GIVEN TASK
All of the records below should be output exactly.

RECORDS FOR THE EXERCISE
####################

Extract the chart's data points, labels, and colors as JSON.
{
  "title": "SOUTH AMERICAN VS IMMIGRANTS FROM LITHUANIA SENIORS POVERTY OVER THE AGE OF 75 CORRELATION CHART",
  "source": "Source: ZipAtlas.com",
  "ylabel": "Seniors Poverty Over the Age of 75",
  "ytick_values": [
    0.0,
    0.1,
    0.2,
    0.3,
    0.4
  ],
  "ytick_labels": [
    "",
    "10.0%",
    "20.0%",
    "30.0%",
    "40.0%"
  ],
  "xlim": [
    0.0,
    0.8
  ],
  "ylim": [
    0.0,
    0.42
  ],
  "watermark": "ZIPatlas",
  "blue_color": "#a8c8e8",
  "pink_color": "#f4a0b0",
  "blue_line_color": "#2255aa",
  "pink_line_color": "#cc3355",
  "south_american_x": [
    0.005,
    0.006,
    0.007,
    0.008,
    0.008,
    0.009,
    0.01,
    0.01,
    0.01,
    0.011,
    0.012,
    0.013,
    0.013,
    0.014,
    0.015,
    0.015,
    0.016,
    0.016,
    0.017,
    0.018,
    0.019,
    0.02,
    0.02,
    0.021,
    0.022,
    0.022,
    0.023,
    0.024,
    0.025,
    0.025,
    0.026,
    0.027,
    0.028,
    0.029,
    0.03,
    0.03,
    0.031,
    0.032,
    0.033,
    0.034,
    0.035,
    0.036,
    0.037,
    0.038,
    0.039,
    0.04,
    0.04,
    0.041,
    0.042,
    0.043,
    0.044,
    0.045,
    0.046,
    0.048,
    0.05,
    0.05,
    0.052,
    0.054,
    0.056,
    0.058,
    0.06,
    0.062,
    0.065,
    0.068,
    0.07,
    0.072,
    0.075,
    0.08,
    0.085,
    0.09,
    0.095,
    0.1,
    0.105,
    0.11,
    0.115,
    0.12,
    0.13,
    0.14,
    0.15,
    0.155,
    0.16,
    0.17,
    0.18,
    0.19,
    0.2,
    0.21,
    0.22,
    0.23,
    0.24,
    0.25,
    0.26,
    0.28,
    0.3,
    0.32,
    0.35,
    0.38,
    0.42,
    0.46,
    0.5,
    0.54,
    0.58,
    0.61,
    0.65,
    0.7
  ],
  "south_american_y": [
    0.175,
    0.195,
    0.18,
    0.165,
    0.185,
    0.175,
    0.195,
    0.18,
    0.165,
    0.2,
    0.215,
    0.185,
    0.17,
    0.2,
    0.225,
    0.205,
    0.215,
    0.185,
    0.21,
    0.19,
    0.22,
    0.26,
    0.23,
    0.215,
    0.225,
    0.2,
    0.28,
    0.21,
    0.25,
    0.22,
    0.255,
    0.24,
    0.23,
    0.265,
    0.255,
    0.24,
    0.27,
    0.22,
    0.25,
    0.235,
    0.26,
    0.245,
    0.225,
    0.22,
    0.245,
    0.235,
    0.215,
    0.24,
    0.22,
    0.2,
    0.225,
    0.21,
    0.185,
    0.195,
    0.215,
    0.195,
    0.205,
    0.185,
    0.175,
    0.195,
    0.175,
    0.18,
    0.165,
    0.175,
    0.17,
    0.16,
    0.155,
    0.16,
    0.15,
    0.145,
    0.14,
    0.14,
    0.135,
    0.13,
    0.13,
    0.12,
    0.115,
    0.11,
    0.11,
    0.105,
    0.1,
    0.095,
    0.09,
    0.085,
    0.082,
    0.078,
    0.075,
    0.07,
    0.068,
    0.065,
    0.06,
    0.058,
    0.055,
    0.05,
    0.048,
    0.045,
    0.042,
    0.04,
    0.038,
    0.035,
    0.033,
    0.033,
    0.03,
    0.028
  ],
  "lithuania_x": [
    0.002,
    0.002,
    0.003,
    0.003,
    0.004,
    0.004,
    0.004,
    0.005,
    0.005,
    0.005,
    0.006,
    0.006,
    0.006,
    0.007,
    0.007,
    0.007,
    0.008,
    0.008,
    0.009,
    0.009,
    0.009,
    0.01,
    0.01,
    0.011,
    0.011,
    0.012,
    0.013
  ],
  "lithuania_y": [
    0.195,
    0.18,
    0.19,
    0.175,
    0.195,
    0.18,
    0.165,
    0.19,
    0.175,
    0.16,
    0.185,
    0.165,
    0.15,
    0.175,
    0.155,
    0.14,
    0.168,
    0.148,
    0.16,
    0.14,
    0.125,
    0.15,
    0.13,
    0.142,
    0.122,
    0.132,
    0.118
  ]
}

####################

FULL OUTPUT
Extract the chart's data points, labels, and colors as JSON.
{
  "title": "SOUTH AMERICAN VS IMMIGRANTS FROM LITHUANIA SENIORS POVERTY OVER THE AGE OF 75 CORRELATION CHART",
  "source": "Source: ZipAtlas.com",
  "ylabel": "Seniors Poverty Over the Age of 75",
  "ytick_values": [
    0.0,
    0.1,
    0.2,
    0.3,
    0.4
  ],
  "ytick_labels": [
    "",
    "10.0%",
    "20.0%",
    "30.0%",
    "40.0%"
  ],
  "xlim": [
    0.0,
    0.8
  ],
  "ylim": [
    0.0,
    0.42
  ],
  "watermark": "ZIPatlas",
  "blue_color": "#a8c8e8",
  "pink_color": "#f4a0b0",
  "blue_line_color": "#2255aa",
  "pink_line_color": "#cc3355",
  "south_american_x": [
    0.005,
    0.006,
    0.007,
    0.008,
    0.008,
    0.009,
    0.01,
    0.01,
    0.01,
    0.011,
    0.012,
    0.013,
    0.013,
    0.014,
    0.015,
    0.015,
    0.016,
    0.016,
    0.017,
    0.018,
    0.019,
    0.02,
    0.02,
    0.021,
    0.022,
    0.022,
    0.023,
    0.024,
    0.025,
    0.025,
    0.026,
    0.027,
    0.028,
    0.029,
    0.03,
    0.03,
    0.031,
    0.032,
    0.033,
    0.034,
    0.035,
    0.036,
    0.037,
    0.038,
    0.039,
    0.04,
    0.04,
    0.041,
    0.042,
    0.043,
    0.044,
    0.045,
    0.046,
    0.048,
    0.05,
    0.05,
    0.052,
    0.054,
    0.056,
    0.058,
    0.06,
    0.062,
    0.065,
    0.068,
    0.07,
    0.072,
    0.075,
    0.08,
    0.085,
    0.09,
    0.095,
    0.1,
    0.105,
    0.11,
    0.115,
    0.12,
    0.13,
    0.14,
    0.15,
    0.155,
    0.16,
    0.17,
    0.18,
    0.19,
    0.2,
    0.21,
    0.22,
    0.23,
    0.24,
    0.25,
    0.26,
    0.28,
    0.3,
    0.32,
    0.35,
    0.38,
    0.42,
    0.46,
    0.5,
    0.54,
    0.58,
    0.61,
    0.65,
    0.7
  ],
  "south_american_y": [
    0.175,
    0.195,
    0.18,
    0.165,
    0.185,
    0.175,
    0.195,
    0.18,
    0.165,
    0.2,
    0.215,
    0.185,
    0.17,
    0.2,
    0.225,
    0.205,
    0.215,
    0.185,
    0.21,
    0.19,
    0.22,
    0.26,
    0.23,
    0.215,
    0.225,
    0.2,
    0.28,
    0.21,
    0.25,
    0.22,
    0.255,
    0.24,
    0.23,
    0.265,
    0.255,
    0.24,
    0.27,
    0.22,
    0.25,
    0.235,
    0.26,
    0.245,
    0.225,
    0.22,
    0.245,
    0.235,
    0.215,
    0.24,
    0.22,
    0.2,
    0.225,
    0.21,
    0.185,
    0.195,
    0.215,
    0.195,
    0.205,
    0.185,
    0.175,
    0.195,
    0.175,
    0.18,
    0.165,
    0.175,
    0.17,
    0.16,
    0.155,
    0.16,
    0.15,
    0.145,
    0.14,
    0.14,
    0.135,
    0.13,
    0.13,
    0.12,
    0.115,
    0.11,
    0.11,
    0.105,
    0.1,
    0.095,
    0.09,
    0.085,
    0.082,
    0.078,
    0.075,
    0.07,
    0.068,
    0.065,
    0.06,
    0.058,
    0.055,
    0.05,
    0.048,
    0.045,
    0.042,
    0.04,
    0.038,
    0.035,
    0.033,
    0.033,
    0.03,
    0.028
  ],
  "lithuania_x": [
    0.002,
    0.002,
    0.003,
    0.003,
    0.004,
    0.004,
    0.004,
    0.005,
    0.005,
    0.005,
    0.006,
    0.006,
    0.006,
    0.007,
    0.007,
    0.007,
    0.008,
    0.008,
    0.009,
    0.009,
    0.009,
    0.01,
    0.01,
    0.011,
    0.011,
    0.012,
    0.013
  ],
  "lithuania_y": [
    0.195,
    0.18,
    0.19,
    0.175,
    0.195,
    0.18,
    0.165,
    0.19,
    0.175,
    0.16,
    0.185,
    0.165,
    0.15,
    0.175,
    0.155,
    0.14,
    0.168,
    0.148,
    0.16,
    0.14,
    0.125,
    0.15,
    0.13,
    0.142,
    0.122,
    0.132,
    0.118
  ]
}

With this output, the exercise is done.